* _TASK PROMPT_
Reproduce the listing below, swapping every "roulette-number" for "wheel-number" and leaving everything else unchanged.

* _DATA ENTRIES_
┄┄┄┄┄┄┄┄┄┄┄┄┄┄┄┄┄┄┄┄
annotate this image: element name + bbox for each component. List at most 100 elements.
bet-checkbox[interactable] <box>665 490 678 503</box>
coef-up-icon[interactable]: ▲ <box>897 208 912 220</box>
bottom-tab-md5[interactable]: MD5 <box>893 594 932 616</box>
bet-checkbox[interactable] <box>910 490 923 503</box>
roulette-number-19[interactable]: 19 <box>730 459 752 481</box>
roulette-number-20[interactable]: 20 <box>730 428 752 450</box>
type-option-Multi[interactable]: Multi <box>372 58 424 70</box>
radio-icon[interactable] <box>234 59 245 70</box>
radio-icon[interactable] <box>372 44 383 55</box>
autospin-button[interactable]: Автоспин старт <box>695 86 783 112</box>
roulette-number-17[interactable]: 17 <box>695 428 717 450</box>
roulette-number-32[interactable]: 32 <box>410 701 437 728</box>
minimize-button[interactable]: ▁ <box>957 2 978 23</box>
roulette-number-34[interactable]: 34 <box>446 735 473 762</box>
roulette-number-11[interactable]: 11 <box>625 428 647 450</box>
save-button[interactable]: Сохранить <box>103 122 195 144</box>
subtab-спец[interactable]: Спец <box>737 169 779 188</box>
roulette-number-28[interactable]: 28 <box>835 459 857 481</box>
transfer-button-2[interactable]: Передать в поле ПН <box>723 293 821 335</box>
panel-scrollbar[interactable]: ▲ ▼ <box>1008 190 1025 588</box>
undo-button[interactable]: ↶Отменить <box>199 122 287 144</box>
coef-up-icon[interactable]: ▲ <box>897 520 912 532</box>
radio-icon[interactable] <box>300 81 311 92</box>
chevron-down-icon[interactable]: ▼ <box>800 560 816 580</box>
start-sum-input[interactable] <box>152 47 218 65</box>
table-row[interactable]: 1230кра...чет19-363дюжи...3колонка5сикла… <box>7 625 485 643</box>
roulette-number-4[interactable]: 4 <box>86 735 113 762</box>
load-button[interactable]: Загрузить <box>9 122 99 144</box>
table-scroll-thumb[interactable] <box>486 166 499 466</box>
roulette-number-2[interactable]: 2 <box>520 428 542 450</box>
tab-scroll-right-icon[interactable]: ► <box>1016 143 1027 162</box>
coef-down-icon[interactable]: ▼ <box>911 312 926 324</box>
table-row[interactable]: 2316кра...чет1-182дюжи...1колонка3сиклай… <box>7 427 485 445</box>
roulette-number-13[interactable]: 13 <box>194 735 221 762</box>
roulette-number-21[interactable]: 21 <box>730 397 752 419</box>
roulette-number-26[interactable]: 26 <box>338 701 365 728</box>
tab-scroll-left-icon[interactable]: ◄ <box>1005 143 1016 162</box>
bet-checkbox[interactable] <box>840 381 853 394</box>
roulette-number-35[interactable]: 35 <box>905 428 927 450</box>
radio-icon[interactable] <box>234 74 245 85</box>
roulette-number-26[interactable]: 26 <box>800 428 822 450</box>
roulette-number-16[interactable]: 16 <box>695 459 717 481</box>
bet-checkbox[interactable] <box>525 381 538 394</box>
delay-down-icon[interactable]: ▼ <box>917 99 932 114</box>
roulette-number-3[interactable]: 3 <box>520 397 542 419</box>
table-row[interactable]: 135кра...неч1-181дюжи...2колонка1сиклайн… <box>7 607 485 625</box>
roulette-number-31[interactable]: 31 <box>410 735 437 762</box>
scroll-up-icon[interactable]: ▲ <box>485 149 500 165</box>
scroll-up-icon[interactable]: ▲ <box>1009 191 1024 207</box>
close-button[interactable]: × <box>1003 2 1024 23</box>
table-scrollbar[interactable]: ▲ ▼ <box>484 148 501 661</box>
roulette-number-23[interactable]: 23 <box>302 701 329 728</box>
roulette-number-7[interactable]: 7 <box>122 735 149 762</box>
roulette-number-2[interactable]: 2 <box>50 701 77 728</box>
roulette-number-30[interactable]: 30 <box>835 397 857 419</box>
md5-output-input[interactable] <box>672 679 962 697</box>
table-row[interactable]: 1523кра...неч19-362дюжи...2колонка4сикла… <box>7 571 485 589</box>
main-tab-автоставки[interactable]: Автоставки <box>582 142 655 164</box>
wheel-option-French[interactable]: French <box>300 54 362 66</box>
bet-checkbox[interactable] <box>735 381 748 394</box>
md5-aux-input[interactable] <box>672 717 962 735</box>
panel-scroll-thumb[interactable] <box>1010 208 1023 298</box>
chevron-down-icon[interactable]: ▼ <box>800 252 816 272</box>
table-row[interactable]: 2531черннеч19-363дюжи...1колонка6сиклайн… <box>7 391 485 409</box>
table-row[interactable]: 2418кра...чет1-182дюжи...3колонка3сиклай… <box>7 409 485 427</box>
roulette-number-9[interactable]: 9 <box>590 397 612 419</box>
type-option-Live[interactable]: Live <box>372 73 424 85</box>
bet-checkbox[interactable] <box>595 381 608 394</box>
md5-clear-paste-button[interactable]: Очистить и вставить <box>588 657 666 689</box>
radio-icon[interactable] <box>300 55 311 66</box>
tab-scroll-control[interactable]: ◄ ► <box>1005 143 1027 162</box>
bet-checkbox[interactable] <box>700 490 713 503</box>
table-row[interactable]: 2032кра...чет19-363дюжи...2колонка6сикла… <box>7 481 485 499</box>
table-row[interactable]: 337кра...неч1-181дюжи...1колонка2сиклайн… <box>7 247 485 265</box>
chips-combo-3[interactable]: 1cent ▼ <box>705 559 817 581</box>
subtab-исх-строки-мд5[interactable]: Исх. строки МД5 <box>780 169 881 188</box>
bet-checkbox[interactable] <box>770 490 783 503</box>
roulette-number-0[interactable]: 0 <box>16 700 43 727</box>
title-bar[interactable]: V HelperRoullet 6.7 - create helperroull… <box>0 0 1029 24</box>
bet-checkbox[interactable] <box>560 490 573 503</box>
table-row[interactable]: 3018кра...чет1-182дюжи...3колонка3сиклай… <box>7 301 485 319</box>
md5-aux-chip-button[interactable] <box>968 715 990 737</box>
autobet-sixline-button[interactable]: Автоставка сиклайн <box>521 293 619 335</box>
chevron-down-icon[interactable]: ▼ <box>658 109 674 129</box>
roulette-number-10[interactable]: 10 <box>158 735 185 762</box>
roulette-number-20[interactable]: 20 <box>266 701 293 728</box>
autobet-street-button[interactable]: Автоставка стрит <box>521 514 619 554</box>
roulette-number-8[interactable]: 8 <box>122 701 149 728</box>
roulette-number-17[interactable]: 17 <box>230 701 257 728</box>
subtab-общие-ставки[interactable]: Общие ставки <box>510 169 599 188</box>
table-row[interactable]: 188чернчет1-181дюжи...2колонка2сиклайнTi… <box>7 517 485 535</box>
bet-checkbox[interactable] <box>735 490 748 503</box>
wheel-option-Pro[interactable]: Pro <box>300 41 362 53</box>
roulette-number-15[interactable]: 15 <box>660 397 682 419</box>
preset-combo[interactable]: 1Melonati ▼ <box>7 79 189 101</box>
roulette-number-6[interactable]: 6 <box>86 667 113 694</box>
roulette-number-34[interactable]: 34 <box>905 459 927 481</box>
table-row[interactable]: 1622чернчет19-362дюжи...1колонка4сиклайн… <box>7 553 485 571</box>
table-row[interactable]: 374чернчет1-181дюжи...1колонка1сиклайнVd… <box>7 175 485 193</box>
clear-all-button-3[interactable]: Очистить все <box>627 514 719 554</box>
┄┄┄┄┄┄┄┄┄┄┄┄┄┄┄┄┄┄┄┄
* _CORRECT OUTPUT_
annotate this image: element name + bbox for each component. List at most 100 elements.
bet-checkbox[interactable] <box>665 490 678 503</box>
coef-up-icon[interactable]: ▲ <box>897 208 912 220</box>
bottom-tab-md5[interactable]: MD5 <box>893 594 932 616</box>
bet-checkbox[interactable] <box>910 490 923 503</box>
wheel-number-19[interactable]: 19 <box>730 459 752 481</box>
wheel-number-20[interactable]: 20 <box>730 428 752 450</box>
type-option-Multi[interactable]: Multi <box>372 58 424 70</box>
radio-icon[interactable] <box>234 59 245 70</box>
radio-icon[interactable] <box>372 44 383 55</box>
autospin-button[interactable]: Автоспин старт <box>695 86 783 112</box>
wheel-number-17[interactable]: 17 <box>695 428 717 450</box>
wheel-number-32[interactable]: 32 <box>410 701 437 728</box>
minimize-button[interactable]: ▁ <box>957 2 978 23</box>
wheel-number-34[interactable]: 34 <box>446 735 473 762</box>
wheel-number-11[interactable]: 11 <box>625 428 647 450</box>
save-button[interactable]: Сохранить <box>103 122 195 144</box>
subtab-спец[interactable]: Спец <box>737 169 779 188</box>
wheel-number-28[interactable]: 28 <box>835 459 857 481</box>
transfer-button-2[interactable]: Передать в поле ПН <box>723 293 821 335</box>
panel-scrollbar[interactable]: ▲ ▼ <box>1008 190 1025 588</box>
undo-button[interactable]: ↶Отменить <box>199 122 287 144</box>
coef-up-icon[interactable]: ▲ <box>897 520 912 532</box>
radio-icon[interactable] <box>300 81 311 92</box>
chevron-down-icon[interactable]: ▼ <box>800 560 816 580</box>
start-sum-input[interactable] <box>152 47 218 65</box>
table-row[interactable]: 1230кра...чет19-363дюжи...3колонка5сикла… <box>7 625 485 643</box>
wheel-number-4[interactable]: 4 <box>86 735 113 762</box>
load-button[interactable]: Загрузить <box>9 122 99 144</box>
table-scroll-thumb[interactable] <box>486 166 499 466</box>
wheel-number-2[interactable]: 2 <box>520 428 542 450</box>
tab-scroll-right-icon[interactable]: ► <box>1016 143 1027 162</box>
coef-down-icon[interactable]: ▼ <box>911 312 926 324</box>
table-row[interactable]: 2316кра...чет1-182дюжи...1колонка3сиклай… <box>7 427 485 445</box>
wheel-number-13[interactable]: 13 <box>194 735 221 762</box>
wheel-number-21[interactable]: 21 <box>730 397 752 419</box>
wheel-number-26[interactable]: 26 <box>338 701 365 728</box>
tab-scroll-left-icon[interactable]: ◄ <box>1005 143 1016 162</box>
bet-checkbox[interactable] <box>840 381 853 394</box>
wheel-number-35[interactable]: 35 <box>905 428 927 450</box>
radio-icon[interactable] <box>234 74 245 85</box>
wheel-number-26[interactable]: 26 <box>800 428 822 450</box>
wheel-number-16[interactable]: 16 <box>695 459 717 481</box>
bet-checkbox[interactable] <box>525 381 538 394</box>
delay-down-icon[interactable]: ▼ <box>917 99 932 114</box>
wheel-number-3[interactable]: 3 <box>520 397 542 419</box>
table-row[interactable]: 135кра...неч1-181дюжи...2колонка1сиклайн… <box>7 607 485 625</box>
wheel-number-31[interactable]: 31 <box>410 735 437 762</box>
scroll-up-icon[interactable]: ▲ <box>485 149 500 165</box>
scroll-up-icon[interactable]: ▲ <box>1009 191 1024 207</box>
close-button[interactable]: × <box>1003 2 1024 23</box>
table-scrollbar[interactable]: ▲ ▼ <box>484 148 501 661</box>
wheel-number-23[interactable]: 23 <box>302 701 329 728</box>
wheel-number-7[interactable]: 7 <box>122 735 149 762</box>
wheel-number-2[interactable]: 2 <box>50 701 77 728</box>
wheel-number-30[interactable]: 30 <box>835 397 857 419</box>
md5-output-input[interactable] <box>672 679 962 697</box>
table-row[interactable]: 1523кра...неч19-362дюжи...2колонка4сикла… <box>7 571 485 589</box>
main-tab-автоставки[interactable]: Автоставки <box>582 142 655 164</box>
wheel-option-French[interactable]: French <box>300 54 362 66</box>
bet-checkbox[interactable] <box>735 381 748 394</box>
md5-aux-input[interactable] <box>672 717 962 735</box>
panel-scroll-thumb[interactable] <box>1010 208 1023 298</box>
chevron-down-icon[interactable]: ▼ <box>800 252 816 272</box>
table-row[interactable]: 2531черннеч19-363дюжи...1колонка6сиклайн… <box>7 391 485 409</box>
table-row[interactable]: 2418кра...чет1-182дюжи...3колонка3сиклай… <box>7 409 485 427</box>
wheel-number-9[interactable]: 9 <box>590 397 612 419</box>
type-option-Live[interactable]: Live <box>372 73 424 85</box>
bet-checkbox[interactable] <box>595 381 608 394</box>
md5-clear-paste-button[interactable]: Очистить и вставить <box>588 657 666 689</box>
radio-icon[interactable] <box>300 55 311 66</box>
tab-scroll-control[interactable]: ◄ ► <box>1005 143 1027 162</box>
bet-checkbox[interactable] <box>700 490 713 503</box>
table-row[interactable]: 2032кра...чет19-363дюжи...2колонка6сикла… <box>7 481 485 499</box>
table-row[interactable]: 337кра...неч1-181дюжи...1колонка2сиклайн… <box>7 247 485 265</box>
chips-combo-3[interactable]: 1cent ▼ <box>705 559 817 581</box>
subtab-исх-строки-мд5[interactable]: Исх. строки МД5 <box>780 169 881 188</box>
bet-checkbox[interactable] <box>770 490 783 503</box>
wheel-number-0[interactable]: 0 <box>16 700 43 727</box>
title-bar[interactable]: V HelperRoullet 6.7 - create helperroull… <box>0 0 1029 24</box>
bet-checkbox[interactable] <box>560 490 573 503</box>
table-row[interactable]: 3018кра...чет1-182дюжи...3колонка3сиклай… <box>7 301 485 319</box>
md5-aux-chip-button[interactable] <box>968 715 990 737</box>
autobet-sixline-button[interactable]: Автоставка сиклайн <box>521 293 619 335</box>
chevron-down-icon[interactable]: ▼ <box>658 109 674 129</box>
wheel-number-10[interactable]: 10 <box>158 735 185 762</box>
wheel-number-20[interactable]: 20 <box>266 701 293 728</box>
autobet-street-button[interactable]: Автоставка стрит <box>521 514 619 554</box>
wheel-number-8[interactable]: 8 <box>122 701 149 728</box>
wheel-number-17[interactable]: 17 <box>230 701 257 728</box>
subtab-общие-ставки[interactable]: Общие ставки <box>510 169 599 188</box>
table-row[interactable]: 188чернчет1-181дюжи...2колонка2сиклайнTi… <box>7 517 485 535</box>
bet-checkbox[interactable] <box>735 490 748 503</box>
wheel-option-Pro[interactable]: Pro <box>300 41 362 53</box>
wheel-number-15[interactable]: 15 <box>660 397 682 419</box>
preset-combo[interactable]: 1Melonati ▼ <box>7 79 189 101</box>
wheel-number-6[interactable]: 6 <box>86 667 113 694</box>
wheel-number-34[interactable]: 34 <box>905 459 927 481</box>
table-row[interactable]: 1622чернчет19-362дюжи...1колонка4сиклайн… <box>7 553 485 571</box>
table-row[interactable]: 374чернчет1-181дюжи...1колонка1сиклайнVd… <box>7 175 485 193</box>
clear-all-button-3[interactable]: Очистить все <box>627 514 719 554</box>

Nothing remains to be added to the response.